— begin —

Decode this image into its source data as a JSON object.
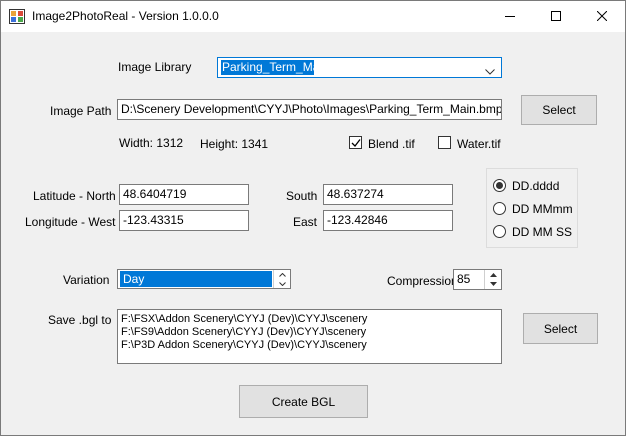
{
  "window": {
    "title": "Image2PhotoReal - Version 1.0.0.0"
  },
  "controls": {
    "minimize": "minimize-icon",
    "maximize": "maximize-icon",
    "close": "close-icon"
  },
  "image_library": {
    "label": "Image Library",
    "value": "Parking_Term_Main"
  },
  "image_path": {
    "label": "Image Path",
    "value": "D:\\Scenery Development\\CYYJ\\Photo\\Images\\Parking_Term_Main.bmp",
    "select_label": "Select"
  },
  "dimensions": {
    "width": "Width: 1312",
    "height": "Height: 1341"
  },
  "blend": {
    "label": "Blend .tif",
    "checked": true
  },
  "water": {
    "label": "Water.tif",
    "checked": false
  },
  "coords": {
    "lat_north_label": "Latitude - North",
    "lat_north": "48.6404719",
    "south_label": "South",
    "south": "48.637274",
    "lon_west_label": "Longitude - West",
    "lon_west": "-123.43315",
    "east_label": "East",
    "east": "-123.42846"
  },
  "format": {
    "options": [
      "DD.dddd",
      "DD MMmm",
      "DD MM SS"
    ],
    "selected": "DD.dddd"
  },
  "variation": {
    "label": "Variation",
    "value": "Day"
  },
  "compression": {
    "label": "Compression",
    "value": "85"
  },
  "save": {
    "label": "Save .bgl to",
    "paths": [
      "F:\\FSX\\Addon Scenery\\CYYJ (Dev)\\CYYJ\\scenery",
      "F:\\FS9\\Addon Scenery\\CYYJ (Dev)\\CYYJ\\scenery",
      "F:\\P3D Addon Scenery\\CYYJ (Dev)\\CYYJ\\scenery"
    ],
    "select_label": "Select"
  },
  "create_button": "Create BGL"
}
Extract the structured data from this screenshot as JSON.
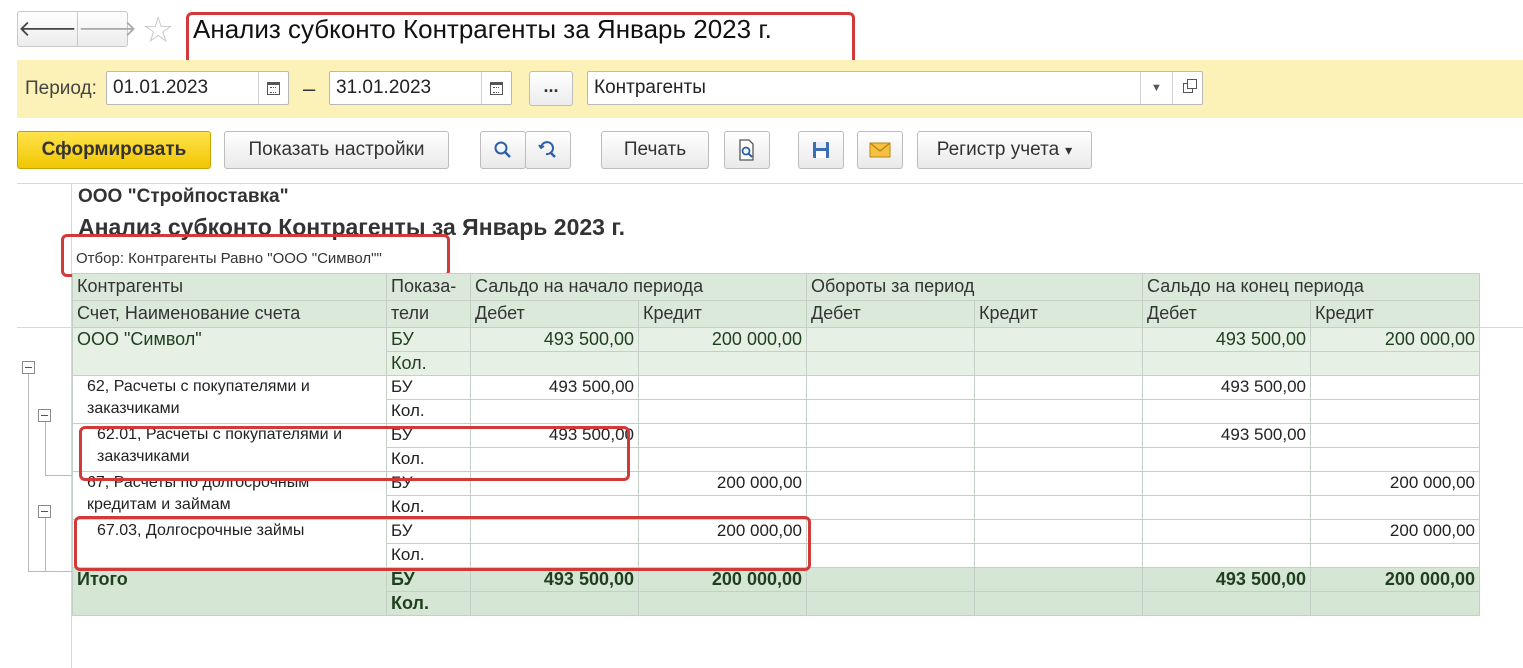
{
  "window": {
    "title": "Анализ субконто Контрагенты за Январь 2023 г.",
    "back_glyph": "🡐",
    "forward_glyph": "🡒",
    "star_glyph": "☆"
  },
  "period": {
    "label": "Период:",
    "from": "01.01.2023",
    "separator": "–",
    "to": "31.01.2023",
    "more_label": "...",
    "subconto": "Контрагенты",
    "dropdown_glyph": "▼"
  },
  "toolbar": {
    "generate": "Сформировать",
    "show_settings": "Показать настройки",
    "print": "Печать",
    "register": "Регистр учета",
    "register_arrow": "▾"
  },
  "report": {
    "org": "ООО \"Стройпоставка\"",
    "title": "Анализ субконто Контрагенты за Январь 2023 г.",
    "filter": "Отбор: Контрагенты Равно \"ООО \"Символ\"\"",
    "headers": {
      "counterparty": "Контрагенты",
      "account": "Счет, Наименование счета",
      "indicator_1": "Показа-",
      "indicator_2": "тели",
      "opening": "Сальдо на начало периода",
      "turnover": "Обороты за период",
      "closing": "Сальдо на конец периода",
      "debit": "Дебет",
      "credit": "Кредит"
    },
    "rows": [
      {
        "name": "ООО \"Символ\"",
        "ind": "БУ",
        "ind2": "Кол.",
        "od": "493 500,00",
        "oc": "200 000,00",
        "td": "",
        "tc": "",
        "cd": "493 500,00",
        "cc": "200 000,00"
      },
      {
        "name": "62, Расчеты с покупателями и заказчиками",
        "ind": "БУ",
        "ind2": "Кол.",
        "od": "493 500,00",
        "oc": "",
        "td": "",
        "tc": "",
        "cd": "493 500,00",
        "cc": ""
      },
      {
        "name": "62.01, Расчеты с покупателями и заказчиками",
        "ind": "БУ",
        "ind2": "Кол.",
        "od": "493 500,00",
        "oc": "",
        "td": "",
        "tc": "",
        "cd": "493 500,00",
        "cc": ""
      },
      {
        "name": "67, Расчеты по долгосрочным кредитам и займам",
        "ind": "БУ",
        "ind2": "Кол.",
        "od": "",
        "oc": "200 000,00",
        "td": "",
        "tc": "",
        "cd": "",
        "cc": "200 000,00"
      },
      {
        "name": "67.03, Долгосрочные займы",
        "ind": "БУ",
        "ind2": "Кол.",
        "od": "",
        "oc": "200 000,00",
        "td": "",
        "tc": "",
        "cd": "",
        "cc": "200 000,00"
      }
    ],
    "total": {
      "name": "Итого",
      "ind": "БУ",
      "ind2": "Кол.",
      "od": "493 500,00",
      "oc": "200 000,00",
      "td": "",
      "tc": "",
      "cd": "493 500,00",
      "cc": "200 000,00"
    }
  },
  "colors": {
    "highlight": "#d23a3a",
    "period_bar": "#fcf1b7",
    "primary_button": "#f1c600",
    "header_bg": "#dbe9da"
  }
}
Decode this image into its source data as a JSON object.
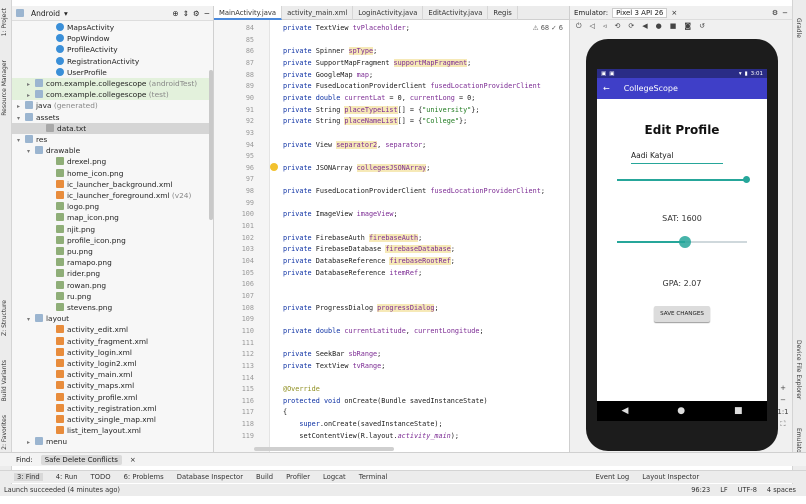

— end —

## Written exercise
Set down every record once more, word for word, without pictures.

## Written answer
Decode this image into its source data as a JSON object.
{
  "window": {
    "title": "Image2PhotoReal - Version 1.0.0.0"
  },
  "controls": {
    "minimize": "minimize-icon",
    "maximize": "maximize-icon",
    "close": "close-icon"
  },
  "image_library": {
    "label": "Image Library",
    "value": "Parking_Term_Main"
  },
  "image_path": {
    "label": "Image Path",
    "value": "D:\\Scenery Development\\CYYJ\\Photo\\Images\\Parking_Term_Main.bmp",
    "select_label": "Select"
  },
  "dimensions": {
    "width": "Width: 1312",
    "height": "Height: 1341"
  },
  "blend": {
    "label": "Blend .tif",
    "checked": true
  },
  "water": {
    "label": "Water.tif",
    "checked": false
  },
  "coords": {
    "lat_north_label": "Latitude - North",
    "lat_north": "48.6404719",
    "south_label": "South",
    "south": "48.637274",
    "lon_west_label": "Longitude - West",
    "lon_west": "-123.43315",
    "east_label": "East",
    "east": "-123.42846"
  },
  "format": {
    "options": [
      "DD.dddd",
      "DD MMmm",
      "DD MM SS"
    ],
    "selected": "DD.dddd"
  },
  "variation": {
    "label": "Variation",
    "value": "Day"
  },
  "compression": {
    "label": "Compression",
    "value": "85"
  },
  "save": {
    "label": "Save .bgl to",
    "paths": [
      "F:\\FSX\\Addon Scenery\\CYYJ (Dev)\\CYYJ\\scenery",
      "F:\\FS9\\Addon Scenery\\CYYJ (Dev)\\CYYJ\\scenery",
      "F:\\P3D Addon Scenery\\CYYJ (Dev)\\CYYJ\\scenery"
    ],
    "select_label": "Select"
  },
  "create_button": "Create BGL"
}
Extract the structured data from this screenshot as JSON.
{
  "window": {
    "title": "Анализ субконто Контрагенты за Январь 2023 г.",
    "back_glyph": "🡐",
    "forward_glyph": "🡒",
    "star_glyph": "☆"
  },
  "period": {
    "label": "Период:",
    "from": "01.01.2023",
    "separator": "–",
    "to": "31.01.2023",
    "more_label": "...",
    "subconto": "Контрагенты",
    "dropdown_glyph": "▼"
  },
  "toolbar": {
    "generate": "Сформировать",
    "show_settings": "Показать настройки",
    "print": "Печать",
    "register": "Регистр учета",
    "register_arrow": "▾"
  },
  "report": {
    "org": "ООО \"Стройпоставка\"",
    "title": "Анализ субконто Контрагенты за Январь 2023 г.",
    "filter": "Отбор: Контрагенты Равно \"ООО \"Символ\"\"",
    "headers": {
      "counterparty": "Контрагенты",
      "account": "Счет, Наименование счета",
      "indicator_1": "Показа-",
      "indicator_2": "тели",
      "opening": "Сальдо на начало периода",
      "turnover": "Обороты за период",
      "closing": "Сальдо на конец периода",
      "debit": "Дебет",
      "credit": "Кредит"
    },
    "rows": [
      {
        "name": "ООО \"Символ\"",
        "ind": "БУ",
        "ind2": "Кол.",
        "od": "493 500,00",
        "oc": "200 000,00",
        "td": "",
        "tc": "",
        "cd": "493 500,00",
        "cc": "200 000,00"
      },
      {
        "name": "62, Расчеты с покупателями и заказчиками",
        "ind": "БУ",
        "ind2": "Кол.",
        "od": "493 500,00",
        "oc": "",
        "td": "",
        "tc": "",
        "cd": "493 500,00",
        "cc": ""
      },
      {
        "name": "62.01, Расчеты с покупателями и заказчиками",
        "ind": "БУ",
        "ind2": "Кол.",
        "od": "493 500,00",
        "oc": "",
        "td": "",
        "tc": "",
        "cd": "493 500,00",
        "cc": ""
      },
      {
        "name": "67, Расчеты по долгосрочным кредитам и займам",
        "ind": "БУ",
        "ind2": "Кол.",
        "od": "",
        "oc": "200 000,00",
        "td": "",
        "tc": "",
        "cd": "",
        "cc": "200 000,00"
      },
      {
        "name": "67.03, Долгосрочные займы",
        "ind": "БУ",
        "ind2": "Кол.",
        "od": "",
        "oc": "200 000,00",
        "td": "",
        "tc": "",
        "cd": "",
        "cc": "200 000,00"
      }
    ],
    "total": {
      "name": "Итого",
      "ind": "БУ",
      "ind2": "Кол.",
      "od": "493 500,00",
      "oc": "200 000,00",
      "td": "",
      "tc": "",
      "cd": "493 500,00",
      "cc": "200 000,00"
    }
  },
  "colors": {
    "highlight": "#d23a3a",
    "period_bar": "#fcf1b7",
    "primary_button": "#f1c600",
    "header_bg": "#dbe9da"
  }
}
Decode this image into its source data as a JSON object.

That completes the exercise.